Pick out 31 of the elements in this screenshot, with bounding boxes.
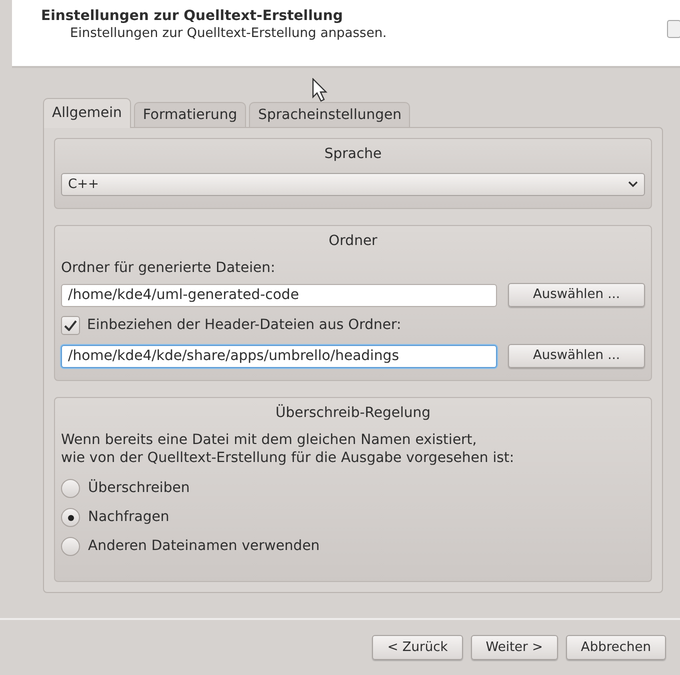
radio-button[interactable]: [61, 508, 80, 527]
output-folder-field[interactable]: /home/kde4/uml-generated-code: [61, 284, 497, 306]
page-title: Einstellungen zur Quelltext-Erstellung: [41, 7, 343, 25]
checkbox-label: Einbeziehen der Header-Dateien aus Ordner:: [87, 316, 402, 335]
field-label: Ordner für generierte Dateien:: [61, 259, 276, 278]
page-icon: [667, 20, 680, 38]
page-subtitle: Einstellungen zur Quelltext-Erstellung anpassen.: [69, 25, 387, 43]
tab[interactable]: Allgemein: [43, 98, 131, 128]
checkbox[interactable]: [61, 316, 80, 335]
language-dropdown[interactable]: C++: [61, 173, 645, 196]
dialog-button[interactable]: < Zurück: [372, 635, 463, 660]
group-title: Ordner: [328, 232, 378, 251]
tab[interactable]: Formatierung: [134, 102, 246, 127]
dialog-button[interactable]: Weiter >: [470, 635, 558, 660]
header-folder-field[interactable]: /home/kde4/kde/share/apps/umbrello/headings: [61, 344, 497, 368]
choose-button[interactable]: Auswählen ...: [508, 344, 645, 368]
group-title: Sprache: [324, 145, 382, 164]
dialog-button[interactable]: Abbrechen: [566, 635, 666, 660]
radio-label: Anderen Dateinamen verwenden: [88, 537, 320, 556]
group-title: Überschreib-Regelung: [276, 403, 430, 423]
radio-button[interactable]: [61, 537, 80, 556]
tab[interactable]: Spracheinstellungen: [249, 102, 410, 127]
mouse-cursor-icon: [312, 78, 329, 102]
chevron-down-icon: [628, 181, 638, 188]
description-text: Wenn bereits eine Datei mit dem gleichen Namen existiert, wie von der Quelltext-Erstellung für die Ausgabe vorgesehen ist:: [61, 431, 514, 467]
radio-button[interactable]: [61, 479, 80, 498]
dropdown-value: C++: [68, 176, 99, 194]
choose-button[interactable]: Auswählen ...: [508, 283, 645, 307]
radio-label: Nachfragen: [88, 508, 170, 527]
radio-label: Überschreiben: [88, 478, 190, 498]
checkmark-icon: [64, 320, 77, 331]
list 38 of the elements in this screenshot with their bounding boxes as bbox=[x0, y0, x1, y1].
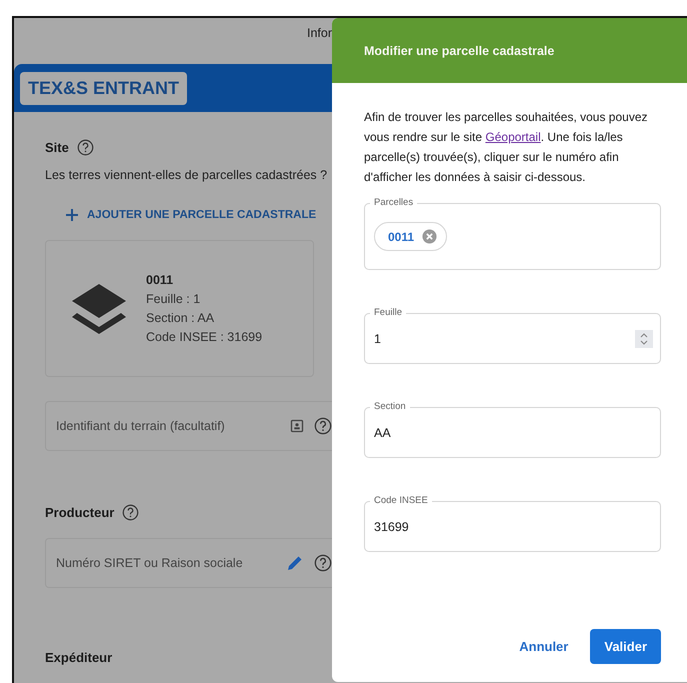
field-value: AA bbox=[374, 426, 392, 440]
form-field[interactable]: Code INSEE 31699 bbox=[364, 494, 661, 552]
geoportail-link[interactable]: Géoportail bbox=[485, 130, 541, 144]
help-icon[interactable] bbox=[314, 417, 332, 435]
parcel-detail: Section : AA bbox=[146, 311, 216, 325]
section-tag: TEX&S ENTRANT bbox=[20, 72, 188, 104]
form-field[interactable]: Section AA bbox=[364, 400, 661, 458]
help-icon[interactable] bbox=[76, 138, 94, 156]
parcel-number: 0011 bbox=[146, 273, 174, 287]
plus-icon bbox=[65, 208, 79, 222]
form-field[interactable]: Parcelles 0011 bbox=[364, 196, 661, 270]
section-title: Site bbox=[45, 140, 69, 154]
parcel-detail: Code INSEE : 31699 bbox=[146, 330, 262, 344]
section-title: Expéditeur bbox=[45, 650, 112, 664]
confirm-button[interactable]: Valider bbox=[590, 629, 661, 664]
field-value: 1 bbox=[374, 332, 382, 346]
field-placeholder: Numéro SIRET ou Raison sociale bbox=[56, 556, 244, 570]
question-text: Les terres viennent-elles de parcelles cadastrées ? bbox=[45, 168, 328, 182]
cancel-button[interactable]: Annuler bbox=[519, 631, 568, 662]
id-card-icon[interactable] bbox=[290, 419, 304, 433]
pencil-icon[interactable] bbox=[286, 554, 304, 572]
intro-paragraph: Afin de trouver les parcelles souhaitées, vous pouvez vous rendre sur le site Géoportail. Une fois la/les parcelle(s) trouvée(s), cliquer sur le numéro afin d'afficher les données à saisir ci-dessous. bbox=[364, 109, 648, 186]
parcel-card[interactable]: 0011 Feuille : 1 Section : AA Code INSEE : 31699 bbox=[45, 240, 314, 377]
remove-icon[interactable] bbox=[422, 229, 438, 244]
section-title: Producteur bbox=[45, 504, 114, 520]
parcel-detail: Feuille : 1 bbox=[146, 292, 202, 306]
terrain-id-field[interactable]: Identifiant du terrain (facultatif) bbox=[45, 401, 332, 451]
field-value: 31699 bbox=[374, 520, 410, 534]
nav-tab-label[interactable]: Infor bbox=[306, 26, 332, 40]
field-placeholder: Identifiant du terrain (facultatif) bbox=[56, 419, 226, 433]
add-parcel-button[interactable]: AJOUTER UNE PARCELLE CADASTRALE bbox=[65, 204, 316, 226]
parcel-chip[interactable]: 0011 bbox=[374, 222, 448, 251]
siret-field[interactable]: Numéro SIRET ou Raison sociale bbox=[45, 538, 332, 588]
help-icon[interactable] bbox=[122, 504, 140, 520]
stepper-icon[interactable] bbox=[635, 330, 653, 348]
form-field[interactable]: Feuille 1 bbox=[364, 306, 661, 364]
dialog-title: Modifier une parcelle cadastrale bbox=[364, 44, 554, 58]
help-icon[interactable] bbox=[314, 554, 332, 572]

════════════════════

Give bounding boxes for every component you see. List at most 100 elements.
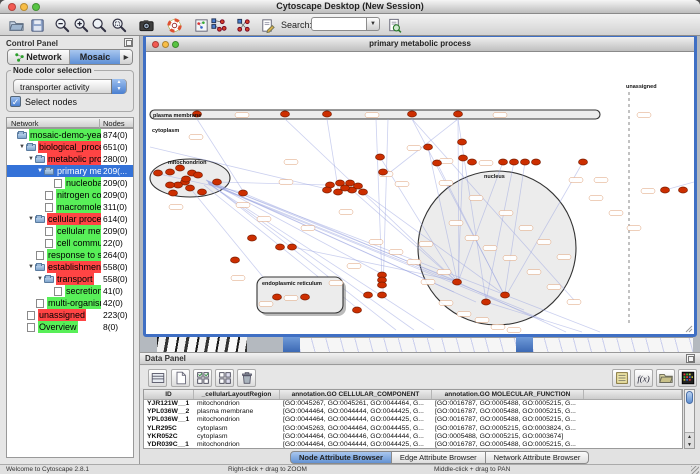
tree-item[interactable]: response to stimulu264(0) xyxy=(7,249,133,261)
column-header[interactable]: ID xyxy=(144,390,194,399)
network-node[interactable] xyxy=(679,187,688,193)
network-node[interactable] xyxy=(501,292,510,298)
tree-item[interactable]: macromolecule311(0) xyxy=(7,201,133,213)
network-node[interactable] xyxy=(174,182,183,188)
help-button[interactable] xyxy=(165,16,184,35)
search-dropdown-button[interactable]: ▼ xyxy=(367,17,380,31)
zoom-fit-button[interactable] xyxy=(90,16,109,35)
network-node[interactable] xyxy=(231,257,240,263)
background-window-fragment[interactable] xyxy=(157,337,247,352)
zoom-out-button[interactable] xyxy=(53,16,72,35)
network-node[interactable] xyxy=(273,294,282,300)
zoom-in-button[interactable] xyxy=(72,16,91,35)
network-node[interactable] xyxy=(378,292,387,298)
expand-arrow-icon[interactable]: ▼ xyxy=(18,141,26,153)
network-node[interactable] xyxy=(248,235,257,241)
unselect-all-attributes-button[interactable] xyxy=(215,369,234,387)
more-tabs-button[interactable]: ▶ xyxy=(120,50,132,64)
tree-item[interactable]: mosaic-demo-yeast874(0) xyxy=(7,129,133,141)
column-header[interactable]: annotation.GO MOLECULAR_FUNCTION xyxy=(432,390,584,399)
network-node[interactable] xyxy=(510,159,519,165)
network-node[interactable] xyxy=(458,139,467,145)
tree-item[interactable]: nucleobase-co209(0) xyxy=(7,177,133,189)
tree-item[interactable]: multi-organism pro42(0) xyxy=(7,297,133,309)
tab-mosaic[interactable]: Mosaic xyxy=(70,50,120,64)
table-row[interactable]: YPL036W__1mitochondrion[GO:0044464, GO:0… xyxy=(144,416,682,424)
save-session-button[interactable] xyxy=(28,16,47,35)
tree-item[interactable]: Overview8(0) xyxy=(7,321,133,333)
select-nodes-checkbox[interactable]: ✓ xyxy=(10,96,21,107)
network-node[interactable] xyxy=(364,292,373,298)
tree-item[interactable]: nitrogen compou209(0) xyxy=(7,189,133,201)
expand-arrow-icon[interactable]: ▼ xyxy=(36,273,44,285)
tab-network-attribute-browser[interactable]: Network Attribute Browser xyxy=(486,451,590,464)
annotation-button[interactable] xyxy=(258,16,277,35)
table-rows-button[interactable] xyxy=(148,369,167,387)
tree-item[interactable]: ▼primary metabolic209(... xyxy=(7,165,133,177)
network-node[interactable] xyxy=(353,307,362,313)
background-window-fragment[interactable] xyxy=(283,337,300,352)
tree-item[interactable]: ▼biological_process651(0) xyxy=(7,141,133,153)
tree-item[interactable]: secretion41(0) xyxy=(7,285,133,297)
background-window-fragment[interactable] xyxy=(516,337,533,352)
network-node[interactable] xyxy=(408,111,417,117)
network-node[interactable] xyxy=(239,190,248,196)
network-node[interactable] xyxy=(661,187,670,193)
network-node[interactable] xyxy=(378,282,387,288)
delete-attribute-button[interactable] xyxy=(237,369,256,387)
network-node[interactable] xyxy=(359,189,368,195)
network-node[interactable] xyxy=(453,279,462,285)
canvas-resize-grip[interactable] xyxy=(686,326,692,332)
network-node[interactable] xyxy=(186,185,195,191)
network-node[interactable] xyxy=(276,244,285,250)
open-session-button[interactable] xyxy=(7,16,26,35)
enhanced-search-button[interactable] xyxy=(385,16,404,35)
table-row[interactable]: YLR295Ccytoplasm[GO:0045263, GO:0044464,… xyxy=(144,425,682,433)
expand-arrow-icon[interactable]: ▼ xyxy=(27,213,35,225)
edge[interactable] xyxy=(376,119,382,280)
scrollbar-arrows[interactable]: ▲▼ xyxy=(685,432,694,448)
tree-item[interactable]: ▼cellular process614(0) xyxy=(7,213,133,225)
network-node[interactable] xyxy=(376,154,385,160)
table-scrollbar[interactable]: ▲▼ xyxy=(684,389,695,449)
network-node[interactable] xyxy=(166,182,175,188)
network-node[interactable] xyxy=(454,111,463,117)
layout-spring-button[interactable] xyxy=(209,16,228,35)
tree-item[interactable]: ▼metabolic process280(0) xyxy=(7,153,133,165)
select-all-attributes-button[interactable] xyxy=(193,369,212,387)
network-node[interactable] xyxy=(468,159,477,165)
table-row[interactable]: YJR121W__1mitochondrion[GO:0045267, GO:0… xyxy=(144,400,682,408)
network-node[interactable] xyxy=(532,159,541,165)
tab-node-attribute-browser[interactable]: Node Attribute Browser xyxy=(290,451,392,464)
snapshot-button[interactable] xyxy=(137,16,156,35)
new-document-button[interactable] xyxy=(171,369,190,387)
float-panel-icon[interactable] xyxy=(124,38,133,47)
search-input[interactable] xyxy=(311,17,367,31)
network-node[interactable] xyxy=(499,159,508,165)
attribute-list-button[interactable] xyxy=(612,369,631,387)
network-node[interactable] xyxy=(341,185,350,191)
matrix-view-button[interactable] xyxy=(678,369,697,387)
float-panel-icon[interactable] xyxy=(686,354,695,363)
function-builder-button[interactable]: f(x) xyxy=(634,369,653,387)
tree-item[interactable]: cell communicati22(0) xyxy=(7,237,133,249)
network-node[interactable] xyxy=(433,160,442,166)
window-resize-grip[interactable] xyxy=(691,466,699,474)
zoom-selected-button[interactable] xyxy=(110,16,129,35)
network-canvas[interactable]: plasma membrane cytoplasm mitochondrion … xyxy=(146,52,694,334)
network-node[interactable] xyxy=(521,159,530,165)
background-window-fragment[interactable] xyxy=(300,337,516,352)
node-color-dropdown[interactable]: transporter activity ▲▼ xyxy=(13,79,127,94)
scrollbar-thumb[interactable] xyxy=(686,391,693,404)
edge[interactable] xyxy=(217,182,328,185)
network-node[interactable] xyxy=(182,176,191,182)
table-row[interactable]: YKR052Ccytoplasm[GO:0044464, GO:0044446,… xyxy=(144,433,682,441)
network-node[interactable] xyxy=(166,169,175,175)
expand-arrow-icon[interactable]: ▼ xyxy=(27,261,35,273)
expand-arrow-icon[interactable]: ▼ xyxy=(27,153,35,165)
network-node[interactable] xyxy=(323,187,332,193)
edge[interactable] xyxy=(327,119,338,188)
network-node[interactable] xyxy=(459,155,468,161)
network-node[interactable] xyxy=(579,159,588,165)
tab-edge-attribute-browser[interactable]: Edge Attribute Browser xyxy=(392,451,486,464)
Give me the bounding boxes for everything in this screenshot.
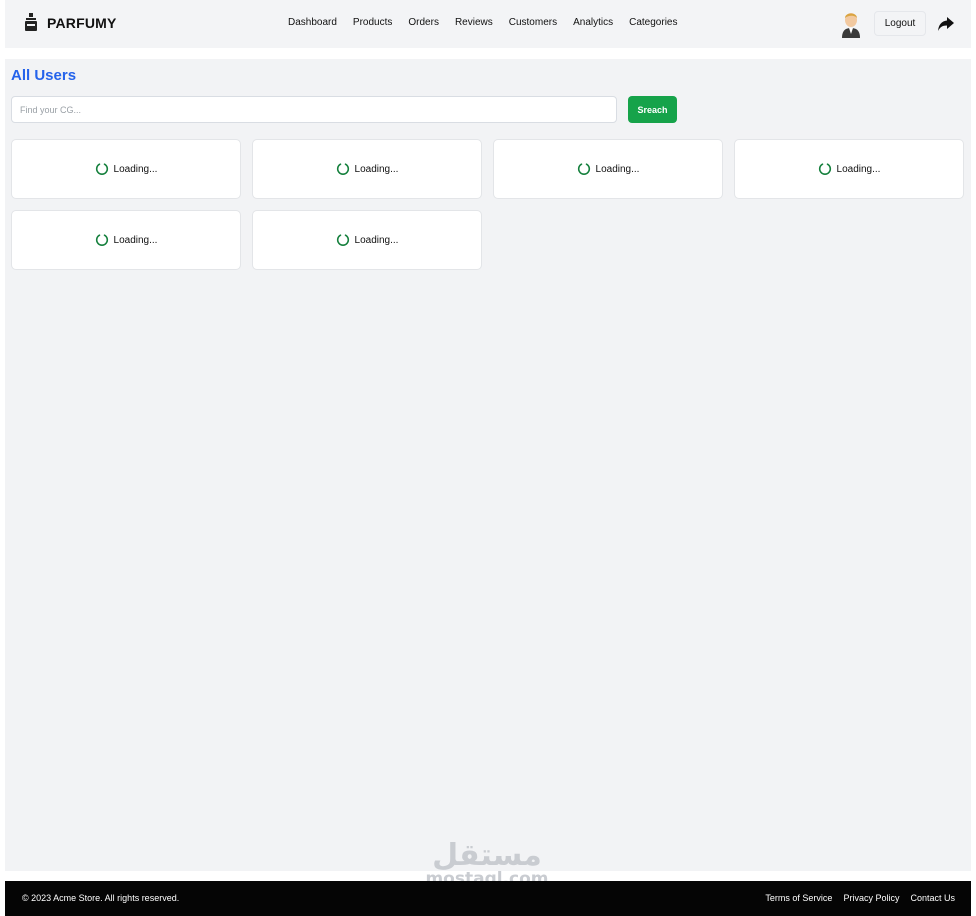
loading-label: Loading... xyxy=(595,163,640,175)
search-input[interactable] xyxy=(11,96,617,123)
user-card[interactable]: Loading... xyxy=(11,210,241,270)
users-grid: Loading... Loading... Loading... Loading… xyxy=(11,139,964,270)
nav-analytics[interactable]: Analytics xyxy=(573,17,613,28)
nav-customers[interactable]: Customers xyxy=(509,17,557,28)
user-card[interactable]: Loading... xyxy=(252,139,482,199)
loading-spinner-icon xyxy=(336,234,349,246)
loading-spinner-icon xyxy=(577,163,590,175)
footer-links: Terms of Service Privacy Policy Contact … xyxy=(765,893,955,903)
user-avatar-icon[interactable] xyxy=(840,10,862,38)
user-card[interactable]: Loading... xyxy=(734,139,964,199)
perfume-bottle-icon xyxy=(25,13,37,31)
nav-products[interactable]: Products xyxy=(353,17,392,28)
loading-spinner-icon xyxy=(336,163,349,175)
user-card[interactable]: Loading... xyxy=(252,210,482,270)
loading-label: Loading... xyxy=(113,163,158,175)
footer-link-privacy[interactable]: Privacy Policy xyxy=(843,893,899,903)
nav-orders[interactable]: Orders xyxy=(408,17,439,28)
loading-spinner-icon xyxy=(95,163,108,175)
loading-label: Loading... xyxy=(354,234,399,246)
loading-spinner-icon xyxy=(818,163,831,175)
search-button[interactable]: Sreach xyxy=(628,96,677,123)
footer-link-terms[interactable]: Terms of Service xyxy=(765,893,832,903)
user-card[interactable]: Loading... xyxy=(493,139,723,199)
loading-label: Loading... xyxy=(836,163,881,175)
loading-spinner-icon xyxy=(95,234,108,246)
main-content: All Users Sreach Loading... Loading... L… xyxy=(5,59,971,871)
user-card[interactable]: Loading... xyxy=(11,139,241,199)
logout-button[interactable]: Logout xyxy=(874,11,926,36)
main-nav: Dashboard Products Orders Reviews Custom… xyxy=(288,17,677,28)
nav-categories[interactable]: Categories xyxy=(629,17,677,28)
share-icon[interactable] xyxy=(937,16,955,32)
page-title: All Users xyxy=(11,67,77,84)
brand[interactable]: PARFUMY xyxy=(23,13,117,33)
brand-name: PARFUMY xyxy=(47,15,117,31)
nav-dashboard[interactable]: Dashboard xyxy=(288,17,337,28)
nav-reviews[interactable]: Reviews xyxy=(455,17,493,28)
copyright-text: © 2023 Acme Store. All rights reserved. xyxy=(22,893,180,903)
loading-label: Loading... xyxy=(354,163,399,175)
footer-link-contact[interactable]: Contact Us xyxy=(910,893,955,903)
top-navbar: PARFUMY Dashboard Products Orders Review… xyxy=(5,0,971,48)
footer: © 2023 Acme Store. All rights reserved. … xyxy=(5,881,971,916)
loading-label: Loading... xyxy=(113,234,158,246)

════════════════════

Task objective: Duplicate the records from the line that has "field-value: AA bbox=[374, 426, 392, 440]" through the line that has "pencil-icon[interactable] bbox=[286, 554, 304, 572]", keeping both of those lines.

Exercise solution:
field-value: AA bbox=[374, 426, 392, 440]
form-field[interactable]: Code INSEE 31699 bbox=[364, 494, 661, 552]
geoportail-link[interactable]: Géoportail bbox=[485, 130, 541, 144]
help-icon[interactable] bbox=[314, 417, 332, 435]
parcel-detail: Section : AA bbox=[146, 311, 216, 325]
section-tag: TEX&S ENTRANT bbox=[20, 72, 188, 104]
form-field[interactable]: Section AA bbox=[364, 400, 661, 458]
help-icon[interactable] bbox=[76, 138, 94, 156]
parcel-number: 0011 bbox=[146, 273, 174, 287]
plus-icon bbox=[65, 208, 79, 222]
form-field[interactable]: Parcelles 0011 bbox=[364, 196, 661, 270]
section-title: Site bbox=[45, 140, 69, 154]
parcel-detail: Code INSEE : 31699 bbox=[146, 330, 262, 344]
section-title: Expéditeur bbox=[45, 650, 112, 664]
confirm-button[interactable]: Valider bbox=[590, 629, 661, 664]
field-value: 1 bbox=[374, 332, 382, 346]
field-placeholder: Numéro SIRET ou Raison sociale bbox=[56, 556, 244, 570]
question-text: Les terres viennent-elles de parcelles cadastrées ? bbox=[45, 168, 328, 182]
cancel-button[interactable]: Annuler bbox=[519, 631, 568, 662]
id-card-icon[interactable] bbox=[290, 419, 304, 433]
pencil-icon[interactable] bbox=[286, 554, 304, 572]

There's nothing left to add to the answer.